--- What the task asks ---
Copy each line below in which the string "name" occurs.

--- Entries shown ---
■ ■ ■ ■
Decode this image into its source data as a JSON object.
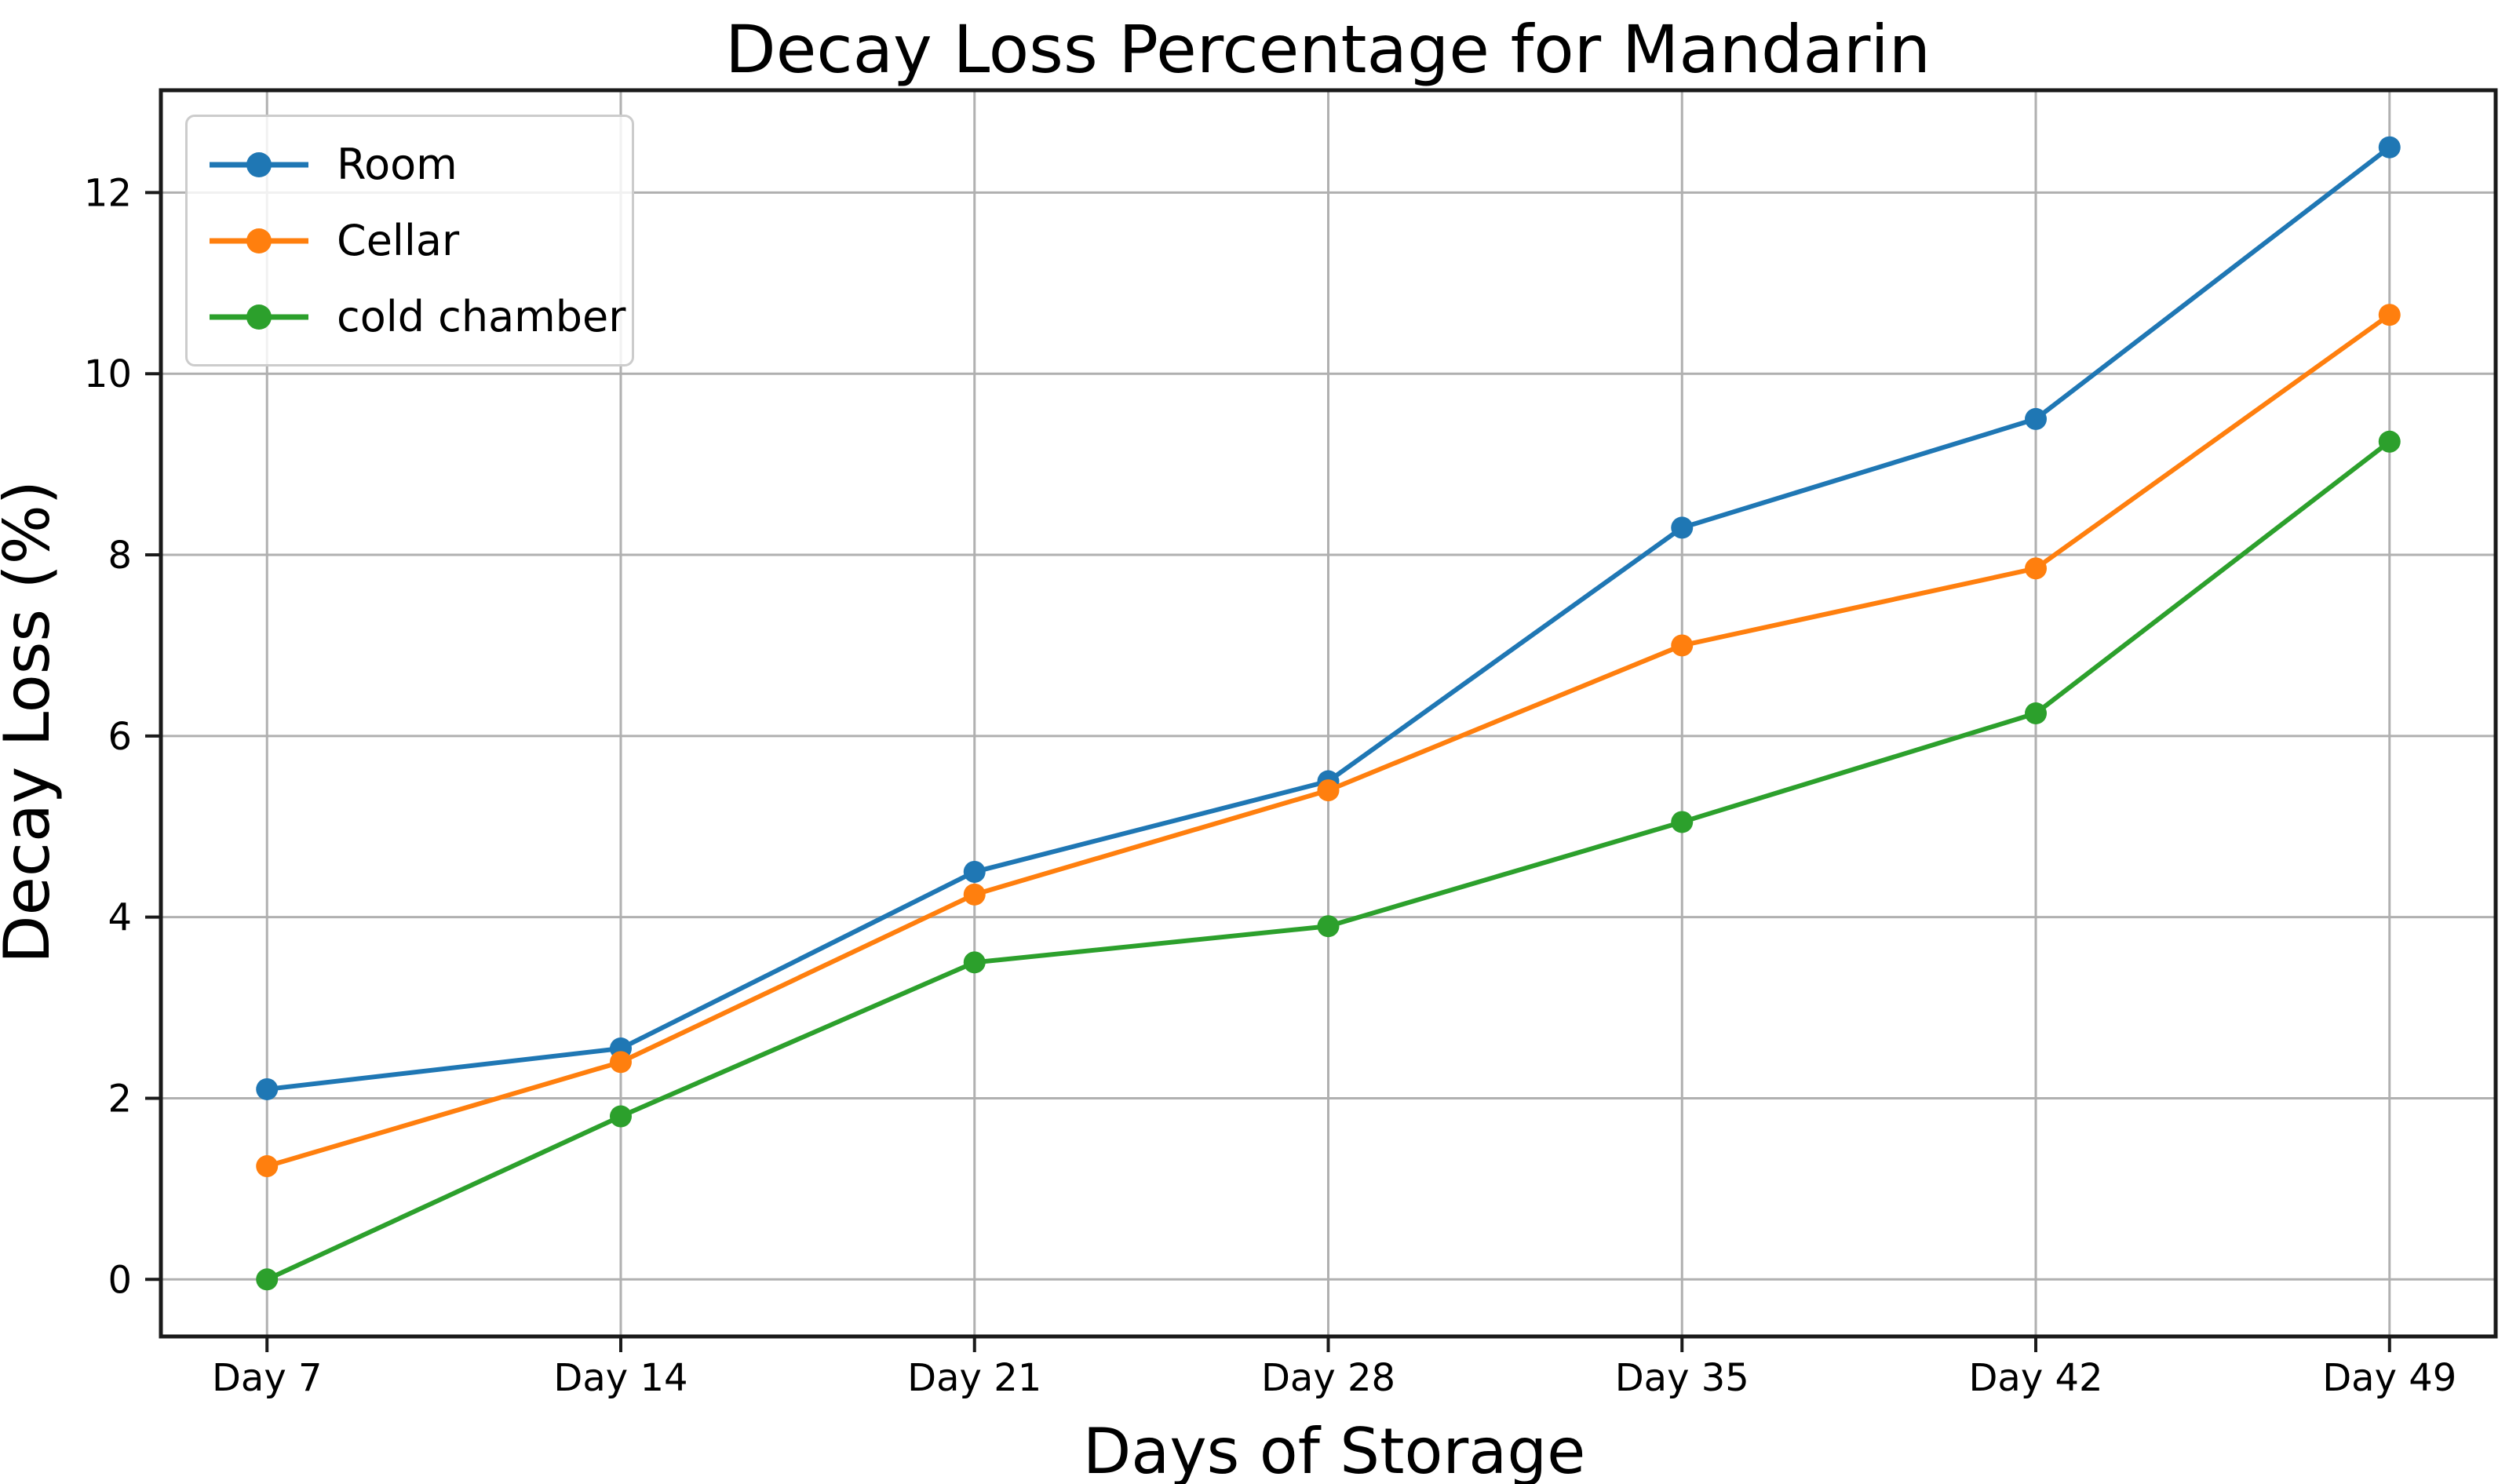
{
  "chart_data": {
    "type": "line",
    "title": "Decay Loss Percentage for Mandarin",
    "xlabel": "Days of Storage",
    "ylabel": "Decay Loss (%)",
    "categories": [
      "Day 7",
      "Day 14",
      "Day 21",
      "Day 28",
      "Day 35",
      "Day 42",
      "Day 49"
    ],
    "series": [
      {
        "name": "Room",
        "color": "#1f77b4",
        "values": [
          2.1,
          2.55,
          4.5,
          5.5,
          8.3,
          9.5,
          12.5
        ]
      },
      {
        "name": "Cellar",
        "color": "#ff7f0e",
        "values": [
          1.25,
          2.4,
          4.25,
          5.4,
          7.0,
          7.85,
          10.65
        ]
      },
      {
        "name": "cold chamber",
        "color": "#2ca02c",
        "values": [
          0.0,
          1.8,
          3.5,
          3.9,
          5.05,
          6.25,
          9.25
        ]
      }
    ],
    "yticks": [
      0,
      2,
      4,
      6,
      8,
      10,
      12
    ],
    "ylim": [
      -0.63,
      13.13
    ],
    "grid": true,
    "grid_color": "#b0b0b0",
    "spine_color": "#1a1a1a",
    "legend_position": "upper left",
    "marker": "circle"
  }
}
■ ■ ■ ■
--- Written reply ---
        "name": "Room",
        "name": "Cellar",
        "name": "cold chamber",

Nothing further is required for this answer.